What you are asked to do:
Identify each line in the records below that contains the word "домах", and copy it.

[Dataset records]
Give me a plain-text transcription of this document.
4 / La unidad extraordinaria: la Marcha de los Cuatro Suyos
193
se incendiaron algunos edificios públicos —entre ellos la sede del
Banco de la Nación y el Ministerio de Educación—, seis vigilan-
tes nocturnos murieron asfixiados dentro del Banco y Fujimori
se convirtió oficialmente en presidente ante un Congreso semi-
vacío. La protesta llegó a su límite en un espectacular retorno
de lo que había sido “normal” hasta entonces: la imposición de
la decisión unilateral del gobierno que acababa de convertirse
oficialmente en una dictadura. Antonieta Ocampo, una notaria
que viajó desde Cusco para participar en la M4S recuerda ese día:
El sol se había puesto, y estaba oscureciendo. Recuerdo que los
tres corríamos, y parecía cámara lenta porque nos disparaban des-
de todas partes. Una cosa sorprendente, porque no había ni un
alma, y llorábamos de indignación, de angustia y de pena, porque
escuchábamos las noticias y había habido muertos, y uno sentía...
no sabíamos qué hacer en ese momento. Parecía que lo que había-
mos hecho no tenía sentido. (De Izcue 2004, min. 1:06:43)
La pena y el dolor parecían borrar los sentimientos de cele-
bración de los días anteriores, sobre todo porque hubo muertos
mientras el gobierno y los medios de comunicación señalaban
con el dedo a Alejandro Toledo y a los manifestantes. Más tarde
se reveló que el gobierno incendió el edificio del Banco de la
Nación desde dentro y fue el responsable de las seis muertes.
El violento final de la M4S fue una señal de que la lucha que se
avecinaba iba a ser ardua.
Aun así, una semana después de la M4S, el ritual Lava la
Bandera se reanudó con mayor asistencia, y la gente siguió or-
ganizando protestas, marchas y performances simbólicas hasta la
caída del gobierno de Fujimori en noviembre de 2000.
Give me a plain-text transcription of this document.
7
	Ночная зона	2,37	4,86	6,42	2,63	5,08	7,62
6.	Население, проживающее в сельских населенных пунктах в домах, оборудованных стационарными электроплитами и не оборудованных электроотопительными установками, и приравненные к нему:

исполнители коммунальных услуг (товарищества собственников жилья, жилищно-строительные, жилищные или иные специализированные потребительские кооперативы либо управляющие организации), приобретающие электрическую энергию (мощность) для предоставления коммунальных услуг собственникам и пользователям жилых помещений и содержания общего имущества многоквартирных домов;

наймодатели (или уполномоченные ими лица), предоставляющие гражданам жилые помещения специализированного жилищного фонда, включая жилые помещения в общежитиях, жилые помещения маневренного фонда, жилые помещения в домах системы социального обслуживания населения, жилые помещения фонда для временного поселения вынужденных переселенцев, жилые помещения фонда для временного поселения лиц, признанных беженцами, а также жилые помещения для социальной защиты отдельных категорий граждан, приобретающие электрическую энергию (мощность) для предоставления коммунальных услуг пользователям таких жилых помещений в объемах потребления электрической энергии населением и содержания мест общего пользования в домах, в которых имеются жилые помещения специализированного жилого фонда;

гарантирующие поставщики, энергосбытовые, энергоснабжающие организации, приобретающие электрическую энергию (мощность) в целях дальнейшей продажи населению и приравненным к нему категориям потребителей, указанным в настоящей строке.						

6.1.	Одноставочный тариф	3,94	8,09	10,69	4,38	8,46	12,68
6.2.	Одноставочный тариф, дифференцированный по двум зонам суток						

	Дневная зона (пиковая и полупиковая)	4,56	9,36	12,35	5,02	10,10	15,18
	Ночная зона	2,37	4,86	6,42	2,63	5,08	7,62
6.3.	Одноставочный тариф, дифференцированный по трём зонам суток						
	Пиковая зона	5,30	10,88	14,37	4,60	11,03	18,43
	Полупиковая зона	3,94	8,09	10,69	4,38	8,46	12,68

Written answer:
6.	Население, проживающее в сельских населенных пунктах в домах, оборудованных стационарными электроплитами и не оборудованных электроотопительными установками, и приравненные к нему:
наймодатели (или уполномоченные ими лица), предоставляющие гражданам жилые помещения специализированного жилищного фонда, включая жилые помещения в общежитиях, жилые помещения маневренного фонда, жилые помещения в домах системы социального обслуживания населения, жилые помещения фонда для временного поселения вынужденных переселенцев, жилые помещения фонда для временного поселения лиц, признанных беженцами, а также жилые помещения для социальной защиты отдельных категорий граждан, приобретающие электрическую энергию (мощность) для предоставления коммунальных услуг пользователям таких жилых помещений в объемах потребления электрической энергии населением и содержания мест общего пользования в домах, в которых имеются жилые помещения специализированного жилого фонда;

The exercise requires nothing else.